**WRITTEN REQUEST:** You are to retype all of the data exactly as it appears.

**Figure collection entries:**
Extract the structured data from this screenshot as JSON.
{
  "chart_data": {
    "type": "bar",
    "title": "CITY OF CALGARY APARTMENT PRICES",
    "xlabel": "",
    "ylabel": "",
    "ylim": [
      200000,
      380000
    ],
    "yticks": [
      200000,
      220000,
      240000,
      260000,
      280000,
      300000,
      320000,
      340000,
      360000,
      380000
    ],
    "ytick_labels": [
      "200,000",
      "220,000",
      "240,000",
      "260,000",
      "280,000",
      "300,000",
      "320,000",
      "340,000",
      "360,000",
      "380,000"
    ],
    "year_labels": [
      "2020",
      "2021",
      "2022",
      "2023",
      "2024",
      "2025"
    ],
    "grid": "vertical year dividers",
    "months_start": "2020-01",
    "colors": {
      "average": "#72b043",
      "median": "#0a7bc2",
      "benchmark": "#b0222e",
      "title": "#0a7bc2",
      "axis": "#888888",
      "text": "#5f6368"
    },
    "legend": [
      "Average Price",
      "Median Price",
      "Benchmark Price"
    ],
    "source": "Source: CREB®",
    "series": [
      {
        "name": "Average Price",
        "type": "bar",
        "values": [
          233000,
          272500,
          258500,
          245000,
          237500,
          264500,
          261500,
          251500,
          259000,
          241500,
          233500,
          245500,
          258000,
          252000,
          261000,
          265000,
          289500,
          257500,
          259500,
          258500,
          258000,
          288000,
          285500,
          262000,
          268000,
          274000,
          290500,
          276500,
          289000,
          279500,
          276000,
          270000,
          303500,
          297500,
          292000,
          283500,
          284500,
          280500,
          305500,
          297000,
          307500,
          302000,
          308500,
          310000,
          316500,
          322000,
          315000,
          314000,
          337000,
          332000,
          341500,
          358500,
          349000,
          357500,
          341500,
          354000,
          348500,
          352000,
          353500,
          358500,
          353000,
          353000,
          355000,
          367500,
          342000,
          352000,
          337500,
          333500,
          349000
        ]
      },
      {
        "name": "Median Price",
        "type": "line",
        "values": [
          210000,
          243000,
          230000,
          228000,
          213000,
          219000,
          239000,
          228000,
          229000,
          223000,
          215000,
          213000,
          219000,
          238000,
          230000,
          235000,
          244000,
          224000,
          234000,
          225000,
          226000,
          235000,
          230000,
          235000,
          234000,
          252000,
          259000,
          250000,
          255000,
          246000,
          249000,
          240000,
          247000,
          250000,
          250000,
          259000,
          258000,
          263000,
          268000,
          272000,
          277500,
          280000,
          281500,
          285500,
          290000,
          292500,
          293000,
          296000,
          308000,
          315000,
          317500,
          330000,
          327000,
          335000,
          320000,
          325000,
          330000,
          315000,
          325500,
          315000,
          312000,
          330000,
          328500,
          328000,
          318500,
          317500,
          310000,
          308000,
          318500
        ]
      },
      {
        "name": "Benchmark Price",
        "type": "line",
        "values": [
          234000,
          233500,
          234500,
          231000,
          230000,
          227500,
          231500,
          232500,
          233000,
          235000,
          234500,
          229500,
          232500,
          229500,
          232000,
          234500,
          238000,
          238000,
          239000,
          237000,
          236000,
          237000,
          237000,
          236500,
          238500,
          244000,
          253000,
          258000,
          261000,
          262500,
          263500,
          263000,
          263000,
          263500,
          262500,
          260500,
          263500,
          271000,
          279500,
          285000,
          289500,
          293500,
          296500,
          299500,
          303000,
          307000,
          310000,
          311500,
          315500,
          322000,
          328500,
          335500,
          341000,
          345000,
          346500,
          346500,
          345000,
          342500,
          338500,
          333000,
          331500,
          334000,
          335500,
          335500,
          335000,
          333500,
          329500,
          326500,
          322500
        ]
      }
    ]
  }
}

**RESULT OF THE EXERCISE:**
Extract the structured data from this screenshot as JSON.
{
  "chart_data": {
    "type": "bar",
    "title": "CITY OF CALGARY APARTMENT PRICES",
    "xlabel": "",
    "ylabel": "",
    "ylim": [
      200000,
      380000
    ],
    "yticks": [
      200000,
      220000,
      240000,
      260000,
      280000,
      300000,
      320000,
      340000,
      360000,
      380000
    ],
    "ytick_labels": [
      "200,000",
      "220,000",
      "240,000",
      "260,000",
      "280,000",
      "300,000",
      "320,000",
      "340,000",
      "360,000",
      "380,000"
    ],
    "year_labels": [
      "2020",
      "2021",
      "2022",
      "2023",
      "2024",
      "2025"
    ],
    "grid": "vertical year dividers",
    "months_start": "2020-01",
    "colors": {
      "average": "#72b043",
      "median": "#0a7bc2",
      "benchmark": "#b0222e",
      "title": "#0a7bc2",
      "axis": "#888888",
      "text": "#5f6368"
    },
    "legend": [
      "Average Price",
      "Median Price",
      "Benchmark Price"
    ],
    "source": "Source: CREB®",
    "series": [
      {
        "name": "Average Price",
        "type": "bar",
        "values": [
          233000,
          272500,
          258500,
          245000,
          237500,
          264500,
          261500,
          251500,
          259000,
          241500,
          233500,
          245500,
          258000,
          252000,
          261000,
          265000,
          289500,
          257500,
          259500,
          258500,
          258000,
          288000,
          285500,
          262000,
          268000,
          274000,
          290500,
          276500,
          289000,
          279500,
          276000,
          270000,
          303500,
          297500,
          292000,
          283500,
          284500,
          280500,
          305500,
          297000,
          307500,
          302000,
          308500,
          310000,
          316500,
          322000,
          315000,
          314000,
          337000,
          332000,
          341500,
          358500,
          349000,
          357500,
          341500,
          354000,
          348500,
          352000,
          353500,
          358500,
          353000,
          353000,
          355000,
          367500,
          342000,
          352000,
          337500,
          333500,
          349000
        ]
      },
      {
        "name": "Median Price",
        "type": "line",
        "values": [
          210000,
          243000,
          230000,
          228000,
          213000,
          219000,
          239000,
          228000,
          229000,
          223000,
          215000,
          213000,
          219000,
          238000,
          230000,
          235000,
          244000,
          224000,
          234000,
          225000,
          226000,
          235000,
          230000,
          235000,
          234000,
          252000,
          259000,
          250000,
          255000,
          246000,
          249000,
          240000,
          247000,
          250000,
          250000,
          259000,
          258000,
          263000,
          268000,
          272000,
          277500,
          280000,
          281500,
          285500,
          290000,
          292500,
          293000,
          296000,
          308000,
          315000,
          317500,
          330000,
          327000,
          335000,
          320000,
          325000,
          330000,
          315000,
          325500,
          315000,
          312000,
          330000,
          328500,
          328000,
          318500,
          317500,
          310000,
          308000,
          318500
        ]
      },
      {
        "name": "Benchmark Price",
        "type": "line",
        "values": [
          234000,
          233500,
          234500,
          231000,
          230000,
          227500,
          231500,
          232500,
          233000,
          235000,
          234500,
          229500,
          232500,
          229500,
          232000,
          234500,
          238000,
          238000,
          239000,
          237000,
          236000,
          237000,
          237000,
          236500,
          238500,
          244000,
          253000,
          258000,
          261000,
          262500,
          263500,
          263000,
          263000,
          263500,
          262500,
          260500,
          263500,
          271000,
          279500,
          285000,
          289500,
          293500,
          296500,
          299500,
          303000,
          307000,
          310000,
          311500,
          315500,
          322000,
          328500,
          335500,
          341000,
          345000,
          346500,
          346500,
          345000,
          342500,
          338500,
          333000,
          331500,
          334000,
          335500,
          335500,
          335000,
          333500,
          329500,
          326500,
          322500
        ]
      }
    ]
  }
}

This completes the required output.